> [Short task] Reproduce exactly the line in which "Transcribe the text in this document." occurs and all the lines after it, ending with the last line.

> [Dataset records]
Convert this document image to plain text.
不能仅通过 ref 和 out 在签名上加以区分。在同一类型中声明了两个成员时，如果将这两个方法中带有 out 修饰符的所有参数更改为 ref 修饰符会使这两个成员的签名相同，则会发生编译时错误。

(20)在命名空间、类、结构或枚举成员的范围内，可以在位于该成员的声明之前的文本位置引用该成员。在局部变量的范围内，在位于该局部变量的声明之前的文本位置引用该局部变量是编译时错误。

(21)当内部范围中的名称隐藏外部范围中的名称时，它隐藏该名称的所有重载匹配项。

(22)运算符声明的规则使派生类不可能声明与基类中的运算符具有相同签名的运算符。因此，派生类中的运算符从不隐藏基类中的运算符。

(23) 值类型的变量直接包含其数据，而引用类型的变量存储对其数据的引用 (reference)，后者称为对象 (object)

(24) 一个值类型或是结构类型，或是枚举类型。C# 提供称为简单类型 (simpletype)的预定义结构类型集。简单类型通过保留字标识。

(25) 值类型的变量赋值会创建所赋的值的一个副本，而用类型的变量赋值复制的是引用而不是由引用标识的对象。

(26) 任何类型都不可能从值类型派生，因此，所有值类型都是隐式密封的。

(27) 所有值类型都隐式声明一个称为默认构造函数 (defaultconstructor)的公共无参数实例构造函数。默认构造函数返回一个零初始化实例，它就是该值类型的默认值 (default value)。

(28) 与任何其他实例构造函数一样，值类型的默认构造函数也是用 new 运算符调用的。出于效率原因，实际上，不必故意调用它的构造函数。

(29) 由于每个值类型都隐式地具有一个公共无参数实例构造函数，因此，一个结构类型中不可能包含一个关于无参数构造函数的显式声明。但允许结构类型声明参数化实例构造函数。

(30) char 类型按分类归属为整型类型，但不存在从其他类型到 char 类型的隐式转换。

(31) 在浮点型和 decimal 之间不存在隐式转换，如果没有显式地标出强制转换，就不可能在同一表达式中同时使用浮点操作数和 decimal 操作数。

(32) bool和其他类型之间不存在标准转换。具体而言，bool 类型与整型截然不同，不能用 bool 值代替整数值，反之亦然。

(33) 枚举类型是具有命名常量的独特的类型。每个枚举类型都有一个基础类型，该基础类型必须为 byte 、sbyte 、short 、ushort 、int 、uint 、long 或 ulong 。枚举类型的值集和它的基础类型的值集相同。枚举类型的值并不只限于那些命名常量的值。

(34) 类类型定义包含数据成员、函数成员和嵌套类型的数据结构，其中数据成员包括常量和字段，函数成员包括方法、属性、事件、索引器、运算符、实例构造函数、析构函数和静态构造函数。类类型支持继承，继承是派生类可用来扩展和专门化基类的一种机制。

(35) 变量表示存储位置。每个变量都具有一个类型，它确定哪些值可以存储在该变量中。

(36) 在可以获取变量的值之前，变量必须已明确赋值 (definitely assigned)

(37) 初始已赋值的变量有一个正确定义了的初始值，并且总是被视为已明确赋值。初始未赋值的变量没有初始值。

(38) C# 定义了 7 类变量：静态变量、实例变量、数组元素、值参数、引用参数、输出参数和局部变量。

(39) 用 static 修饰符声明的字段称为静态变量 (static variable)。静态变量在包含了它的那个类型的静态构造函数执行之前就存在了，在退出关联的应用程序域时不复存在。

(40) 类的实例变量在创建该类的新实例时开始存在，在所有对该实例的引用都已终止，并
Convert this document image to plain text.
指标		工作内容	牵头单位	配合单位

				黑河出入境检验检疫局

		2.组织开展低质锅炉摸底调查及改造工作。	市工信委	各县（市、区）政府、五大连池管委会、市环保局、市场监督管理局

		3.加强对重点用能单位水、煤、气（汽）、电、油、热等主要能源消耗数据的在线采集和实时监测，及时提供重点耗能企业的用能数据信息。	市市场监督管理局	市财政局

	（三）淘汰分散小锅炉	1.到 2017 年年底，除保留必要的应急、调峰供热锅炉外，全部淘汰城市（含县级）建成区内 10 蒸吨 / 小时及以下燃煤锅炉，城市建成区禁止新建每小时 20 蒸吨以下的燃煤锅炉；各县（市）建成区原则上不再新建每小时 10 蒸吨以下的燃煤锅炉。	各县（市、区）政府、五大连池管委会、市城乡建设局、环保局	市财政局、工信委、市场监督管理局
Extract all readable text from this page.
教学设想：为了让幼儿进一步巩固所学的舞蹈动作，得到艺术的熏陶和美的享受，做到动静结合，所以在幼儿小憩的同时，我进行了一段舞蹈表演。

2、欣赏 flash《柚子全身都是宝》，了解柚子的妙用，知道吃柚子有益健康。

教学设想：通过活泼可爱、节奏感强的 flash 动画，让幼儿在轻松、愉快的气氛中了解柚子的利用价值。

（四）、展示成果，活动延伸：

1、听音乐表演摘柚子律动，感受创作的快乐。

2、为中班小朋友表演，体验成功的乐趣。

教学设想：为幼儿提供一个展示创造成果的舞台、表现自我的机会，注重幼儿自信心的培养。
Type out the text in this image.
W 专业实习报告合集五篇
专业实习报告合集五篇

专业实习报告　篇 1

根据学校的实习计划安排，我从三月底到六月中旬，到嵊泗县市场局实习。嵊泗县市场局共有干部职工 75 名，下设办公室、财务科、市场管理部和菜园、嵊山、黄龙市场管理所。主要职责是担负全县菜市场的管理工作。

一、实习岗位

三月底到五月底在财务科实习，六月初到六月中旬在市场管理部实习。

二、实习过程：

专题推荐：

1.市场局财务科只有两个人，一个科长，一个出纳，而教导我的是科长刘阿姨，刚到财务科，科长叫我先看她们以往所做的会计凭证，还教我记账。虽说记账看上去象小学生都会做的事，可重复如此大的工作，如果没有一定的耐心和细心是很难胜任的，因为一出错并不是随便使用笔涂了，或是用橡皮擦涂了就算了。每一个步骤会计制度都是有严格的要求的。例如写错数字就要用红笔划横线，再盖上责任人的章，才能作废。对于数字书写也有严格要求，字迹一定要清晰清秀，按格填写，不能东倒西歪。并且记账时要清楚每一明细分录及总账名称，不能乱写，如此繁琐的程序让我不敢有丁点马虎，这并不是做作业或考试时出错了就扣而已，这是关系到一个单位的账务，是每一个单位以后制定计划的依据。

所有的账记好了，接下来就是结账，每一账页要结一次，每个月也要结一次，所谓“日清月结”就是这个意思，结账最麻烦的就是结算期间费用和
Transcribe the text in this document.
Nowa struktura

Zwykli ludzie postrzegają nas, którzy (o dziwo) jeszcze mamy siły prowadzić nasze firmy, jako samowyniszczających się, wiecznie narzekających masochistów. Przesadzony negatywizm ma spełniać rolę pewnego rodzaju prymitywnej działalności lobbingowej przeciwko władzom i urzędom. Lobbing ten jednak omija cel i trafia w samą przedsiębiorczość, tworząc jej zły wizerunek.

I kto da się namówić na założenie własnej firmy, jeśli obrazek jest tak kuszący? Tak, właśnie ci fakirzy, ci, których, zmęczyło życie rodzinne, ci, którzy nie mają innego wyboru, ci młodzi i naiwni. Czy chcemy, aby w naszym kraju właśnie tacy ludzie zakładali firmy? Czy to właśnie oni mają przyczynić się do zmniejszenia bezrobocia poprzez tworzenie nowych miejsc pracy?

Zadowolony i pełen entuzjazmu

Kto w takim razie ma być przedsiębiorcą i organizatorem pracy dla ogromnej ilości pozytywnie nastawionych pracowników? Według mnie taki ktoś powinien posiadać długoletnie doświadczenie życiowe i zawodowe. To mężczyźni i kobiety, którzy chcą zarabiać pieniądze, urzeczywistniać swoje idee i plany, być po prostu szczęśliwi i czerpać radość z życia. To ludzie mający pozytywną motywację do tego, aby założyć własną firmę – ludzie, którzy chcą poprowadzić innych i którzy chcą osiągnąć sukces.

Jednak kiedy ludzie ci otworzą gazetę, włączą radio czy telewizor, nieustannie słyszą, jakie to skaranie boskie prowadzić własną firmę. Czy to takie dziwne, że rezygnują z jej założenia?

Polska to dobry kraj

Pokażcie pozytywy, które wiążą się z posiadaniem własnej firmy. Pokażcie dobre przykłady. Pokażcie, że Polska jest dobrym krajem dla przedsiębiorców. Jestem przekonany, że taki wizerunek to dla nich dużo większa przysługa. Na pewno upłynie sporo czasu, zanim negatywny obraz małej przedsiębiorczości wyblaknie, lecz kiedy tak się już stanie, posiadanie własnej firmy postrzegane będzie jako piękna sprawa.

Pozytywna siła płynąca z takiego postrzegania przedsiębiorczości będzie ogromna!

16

> [Problem solution]
Transcribe the text in this document.
Nowa struktura

Zwykli ludzie postrzegają nas, którzy (o dziwo) jeszcze mamy siły prowadzić nasze firmy, jako samowyniszczających się, wiecznie narzekających masochistów. Przesadzony negatywizm ma spełniać rolę pewnego rodzaju prymitywnej działalności lobbingowej przeciwko władzom i urzędom. Lobbing ten jednak omija cel i trafia w samą przedsiębiorczość, tworząc jej zły wizerunek.

I kto da się namówić na założenie własnej firmy, jeśli obrazek jest tak kuszący? Tak, właśnie ci fakirzy, ci, których, zmęczyło życie rodzinne, ci, którzy nie mają innego wyboru, ci młodzi i naiwni. Czy chcemy, aby w naszym kraju właśnie tacy ludzie zakładali firmy? Czy to właśnie oni mają przyczynić się do zmniejszenia bezrobocia poprzez tworzenie nowych miejsc pracy?

Zadowolony i pełen entuzjazmu

Kto w takim razie ma być przedsiębiorcą i organizatorem pracy dla ogromnej ilości pozytywnie nastawionych pracowników? Według mnie taki ktoś powinien posiadać długoletnie doświadczenie życiowe i zawodowe. To mężczyźni i kobiety, którzy chcą zarabiać pieniądze, urzeczywistniać swoje idee i plany, być po prostu szczęśliwi i czerpać radość z życia. To ludzie mający pozytywną motywację do tego, aby założyć własną firmę – ludzie, którzy chcą poprowadzić innych i którzy chcą osiągnąć sukces.

Jednak kiedy ludzie ci otworzą gazetę, włączą radio czy telewizor, nieustannie słyszą, jakie to skaranie boskie prowadzić własną firmę. Czy to takie dziwne, że rezygnują z jej założenia?

Polska to dobry kraj

Pokażcie pozytywy, które wiążą się z posiadaniem własnej firmy. Pokażcie dobre przykłady. Pokażcie, że Polska jest dobrym krajem dla przedsiębiorców. Jestem przekonany, że taki wizerunek to dla nich dużo większa przysługa. Na pewno upłynie sporo czasu, zanim negatywny obraz małej przedsiębiorczości wyblaknie, lecz kiedy tak się już stanie, posiadanie własnej firmy postrzegane będzie jako piękna sprawa.

Pozytywna siła płynąca z takiego postrzegania przedsiębiorczości będzie ogromna!

16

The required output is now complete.